Records taken from a data source
-- -- --

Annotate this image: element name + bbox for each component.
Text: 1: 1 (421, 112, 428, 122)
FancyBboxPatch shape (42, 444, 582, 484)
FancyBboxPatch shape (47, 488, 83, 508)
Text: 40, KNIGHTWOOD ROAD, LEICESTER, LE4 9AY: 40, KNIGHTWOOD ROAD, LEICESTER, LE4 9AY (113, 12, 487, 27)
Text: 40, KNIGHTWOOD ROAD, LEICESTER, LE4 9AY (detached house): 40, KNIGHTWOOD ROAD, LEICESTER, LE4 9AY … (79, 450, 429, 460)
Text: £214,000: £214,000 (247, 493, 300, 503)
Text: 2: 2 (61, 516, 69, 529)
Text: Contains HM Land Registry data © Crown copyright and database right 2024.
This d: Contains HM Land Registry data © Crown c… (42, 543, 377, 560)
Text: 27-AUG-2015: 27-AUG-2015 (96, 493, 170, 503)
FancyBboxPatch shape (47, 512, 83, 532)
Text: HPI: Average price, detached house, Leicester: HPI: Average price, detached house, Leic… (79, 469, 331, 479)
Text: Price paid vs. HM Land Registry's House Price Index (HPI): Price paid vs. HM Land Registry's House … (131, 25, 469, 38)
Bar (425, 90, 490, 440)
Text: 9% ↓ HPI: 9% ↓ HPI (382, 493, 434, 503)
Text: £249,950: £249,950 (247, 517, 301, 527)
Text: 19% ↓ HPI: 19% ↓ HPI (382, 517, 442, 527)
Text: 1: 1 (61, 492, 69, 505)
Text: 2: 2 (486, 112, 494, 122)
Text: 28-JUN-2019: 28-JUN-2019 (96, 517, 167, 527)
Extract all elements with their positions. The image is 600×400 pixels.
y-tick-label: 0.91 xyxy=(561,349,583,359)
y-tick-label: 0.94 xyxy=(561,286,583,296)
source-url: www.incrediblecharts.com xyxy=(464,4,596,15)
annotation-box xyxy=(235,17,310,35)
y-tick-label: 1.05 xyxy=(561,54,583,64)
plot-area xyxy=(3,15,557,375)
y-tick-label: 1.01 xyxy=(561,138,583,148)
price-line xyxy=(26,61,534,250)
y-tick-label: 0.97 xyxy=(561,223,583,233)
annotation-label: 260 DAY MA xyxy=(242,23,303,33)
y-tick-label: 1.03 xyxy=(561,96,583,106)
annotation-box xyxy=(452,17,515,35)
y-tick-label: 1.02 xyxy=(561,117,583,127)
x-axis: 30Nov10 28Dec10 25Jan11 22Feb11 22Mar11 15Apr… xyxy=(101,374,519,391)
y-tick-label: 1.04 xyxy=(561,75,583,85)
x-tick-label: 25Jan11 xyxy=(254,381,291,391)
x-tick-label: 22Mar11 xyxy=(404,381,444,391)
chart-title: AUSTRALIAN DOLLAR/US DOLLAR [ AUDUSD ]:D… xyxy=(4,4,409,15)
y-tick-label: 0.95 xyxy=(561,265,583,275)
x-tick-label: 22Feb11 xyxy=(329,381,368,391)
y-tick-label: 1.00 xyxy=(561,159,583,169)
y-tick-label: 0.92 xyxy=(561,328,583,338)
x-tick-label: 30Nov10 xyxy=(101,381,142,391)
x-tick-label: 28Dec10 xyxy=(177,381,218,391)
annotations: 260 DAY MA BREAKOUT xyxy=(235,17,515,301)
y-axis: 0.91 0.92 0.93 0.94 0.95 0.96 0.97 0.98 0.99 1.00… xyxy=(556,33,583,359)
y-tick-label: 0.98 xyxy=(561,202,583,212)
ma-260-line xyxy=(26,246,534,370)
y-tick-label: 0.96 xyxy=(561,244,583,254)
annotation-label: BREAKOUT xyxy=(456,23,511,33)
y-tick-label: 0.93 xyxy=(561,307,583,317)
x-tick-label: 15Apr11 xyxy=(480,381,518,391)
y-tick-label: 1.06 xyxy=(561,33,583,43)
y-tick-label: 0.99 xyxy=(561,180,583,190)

-- -- --

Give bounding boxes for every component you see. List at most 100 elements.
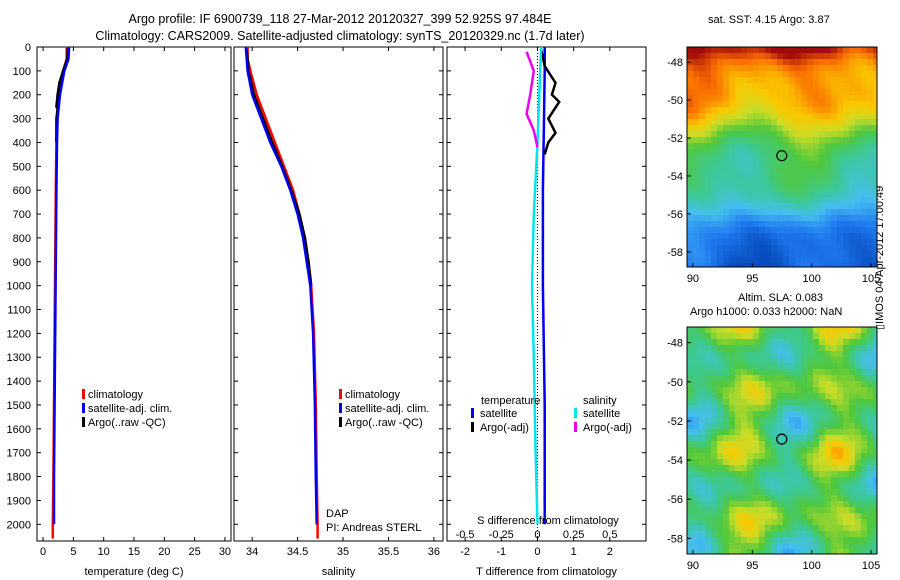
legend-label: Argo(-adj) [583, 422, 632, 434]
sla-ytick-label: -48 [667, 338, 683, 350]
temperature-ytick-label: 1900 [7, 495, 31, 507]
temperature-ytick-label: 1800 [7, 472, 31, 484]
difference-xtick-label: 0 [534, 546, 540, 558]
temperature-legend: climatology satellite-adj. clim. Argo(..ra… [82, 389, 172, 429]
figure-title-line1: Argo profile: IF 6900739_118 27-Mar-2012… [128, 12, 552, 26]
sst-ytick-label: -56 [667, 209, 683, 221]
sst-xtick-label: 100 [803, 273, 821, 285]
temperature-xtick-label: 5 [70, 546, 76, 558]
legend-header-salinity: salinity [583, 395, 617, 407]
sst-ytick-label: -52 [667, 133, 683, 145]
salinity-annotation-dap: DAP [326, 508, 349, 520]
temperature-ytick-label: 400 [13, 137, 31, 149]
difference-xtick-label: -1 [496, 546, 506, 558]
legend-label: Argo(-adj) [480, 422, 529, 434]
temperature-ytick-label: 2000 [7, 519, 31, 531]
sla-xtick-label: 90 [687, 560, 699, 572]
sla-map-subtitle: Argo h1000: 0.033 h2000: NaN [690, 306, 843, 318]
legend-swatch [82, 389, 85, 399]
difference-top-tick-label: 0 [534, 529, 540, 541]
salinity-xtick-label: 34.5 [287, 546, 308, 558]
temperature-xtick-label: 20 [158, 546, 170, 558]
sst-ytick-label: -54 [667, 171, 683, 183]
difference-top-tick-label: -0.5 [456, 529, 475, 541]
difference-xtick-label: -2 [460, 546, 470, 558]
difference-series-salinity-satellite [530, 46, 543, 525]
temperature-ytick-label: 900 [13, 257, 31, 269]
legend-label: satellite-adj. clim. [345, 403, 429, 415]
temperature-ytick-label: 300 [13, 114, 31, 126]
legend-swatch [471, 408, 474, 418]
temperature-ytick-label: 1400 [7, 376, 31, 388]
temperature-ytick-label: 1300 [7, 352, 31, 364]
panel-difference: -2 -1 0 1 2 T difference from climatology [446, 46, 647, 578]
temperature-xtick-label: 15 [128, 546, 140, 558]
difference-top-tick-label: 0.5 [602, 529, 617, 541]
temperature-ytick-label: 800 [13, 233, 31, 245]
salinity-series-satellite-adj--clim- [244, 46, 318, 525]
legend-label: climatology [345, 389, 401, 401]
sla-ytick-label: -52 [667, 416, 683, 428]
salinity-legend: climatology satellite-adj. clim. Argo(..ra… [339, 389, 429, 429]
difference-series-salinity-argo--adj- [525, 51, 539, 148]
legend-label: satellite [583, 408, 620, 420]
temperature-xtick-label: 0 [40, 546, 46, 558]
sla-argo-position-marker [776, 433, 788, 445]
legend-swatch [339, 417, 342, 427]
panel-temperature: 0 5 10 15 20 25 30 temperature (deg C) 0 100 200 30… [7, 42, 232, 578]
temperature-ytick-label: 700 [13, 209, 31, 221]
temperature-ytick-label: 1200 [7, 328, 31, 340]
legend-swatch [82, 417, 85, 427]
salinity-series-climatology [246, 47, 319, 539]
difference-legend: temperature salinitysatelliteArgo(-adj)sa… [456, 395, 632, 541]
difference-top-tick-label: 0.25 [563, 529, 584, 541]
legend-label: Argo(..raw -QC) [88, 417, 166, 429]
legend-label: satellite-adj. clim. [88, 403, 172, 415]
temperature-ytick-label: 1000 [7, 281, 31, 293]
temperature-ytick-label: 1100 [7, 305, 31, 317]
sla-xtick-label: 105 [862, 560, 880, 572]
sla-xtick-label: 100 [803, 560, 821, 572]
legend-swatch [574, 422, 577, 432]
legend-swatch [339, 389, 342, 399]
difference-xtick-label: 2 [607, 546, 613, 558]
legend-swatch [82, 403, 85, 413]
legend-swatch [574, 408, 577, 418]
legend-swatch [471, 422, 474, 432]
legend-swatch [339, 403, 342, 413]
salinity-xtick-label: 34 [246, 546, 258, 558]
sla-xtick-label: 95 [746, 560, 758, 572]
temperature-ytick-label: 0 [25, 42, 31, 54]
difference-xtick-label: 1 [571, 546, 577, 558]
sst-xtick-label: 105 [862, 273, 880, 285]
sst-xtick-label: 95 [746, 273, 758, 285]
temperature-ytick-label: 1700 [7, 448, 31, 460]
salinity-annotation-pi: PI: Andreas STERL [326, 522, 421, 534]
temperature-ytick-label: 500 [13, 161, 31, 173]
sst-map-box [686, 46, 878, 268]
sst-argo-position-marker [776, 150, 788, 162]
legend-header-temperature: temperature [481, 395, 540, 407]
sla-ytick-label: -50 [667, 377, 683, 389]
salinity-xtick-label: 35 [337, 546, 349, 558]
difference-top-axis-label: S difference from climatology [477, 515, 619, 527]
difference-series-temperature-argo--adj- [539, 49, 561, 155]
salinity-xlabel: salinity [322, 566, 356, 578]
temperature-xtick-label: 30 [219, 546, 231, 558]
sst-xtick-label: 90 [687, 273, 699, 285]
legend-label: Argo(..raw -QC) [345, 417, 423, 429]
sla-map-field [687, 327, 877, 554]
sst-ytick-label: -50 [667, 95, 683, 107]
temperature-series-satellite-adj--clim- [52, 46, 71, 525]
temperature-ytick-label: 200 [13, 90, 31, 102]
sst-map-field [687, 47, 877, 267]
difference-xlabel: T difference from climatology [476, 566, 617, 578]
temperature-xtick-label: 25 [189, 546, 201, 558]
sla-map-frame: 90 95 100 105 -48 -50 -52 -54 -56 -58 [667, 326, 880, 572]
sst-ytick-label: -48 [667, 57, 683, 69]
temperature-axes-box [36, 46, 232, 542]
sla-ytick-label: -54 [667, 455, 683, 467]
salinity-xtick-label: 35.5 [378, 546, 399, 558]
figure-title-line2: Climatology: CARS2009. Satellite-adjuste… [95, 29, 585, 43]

-- -- --

● **What is being asked**: Copy out the lines from the one containing "legend-label: Argo(-adj) [583, 422, 632, 434]" through the one containing "difference-top-tick-label: 0 [534, 529, 540, 541]", including both of those lines.

● **Exercise answer**:
legend-label: Argo(-adj) [583, 422, 632, 434]
sla-ytick-label: -48 [667, 338, 683, 350]
temperature-ytick-label: 1900 [7, 495, 31, 507]
temperature-ytick-label: 1800 [7, 472, 31, 484]
difference-xtick-label: 0 [534, 546, 540, 558]
temperature-legend: climatology satellite-adj. clim. Argo(..ra… [82, 389, 172, 429]
figure-title-line1: Argo profile: IF 6900739_118 27-Mar-2012… [128, 12, 552, 26]
sst-ytick-label: -56 [667, 209, 683, 221]
sst-xtick-label: 100 [803, 273, 821, 285]
temperature-xtick-label: 5 [70, 546, 76, 558]
legend-header-salinity: salinity [583, 395, 617, 407]
sst-ytick-label: -52 [667, 133, 683, 145]
salinity-annotation-dap: DAP [326, 508, 349, 520]
temperature-ytick-label: 400 [13, 137, 31, 149]
difference-xtick-label: -1 [496, 546, 506, 558]
legend-label: Argo(-adj) [480, 422, 529, 434]
temperature-ytick-label: 2000 [7, 519, 31, 531]
sla-xtick-label: 90 [687, 560, 699, 572]
sla-map-subtitle: Argo h1000: 0.033 h2000: NaN [690, 306, 843, 318]
legend-swatch [82, 389, 85, 399]
difference-top-tick-label: 0 [534, 529, 540, 541]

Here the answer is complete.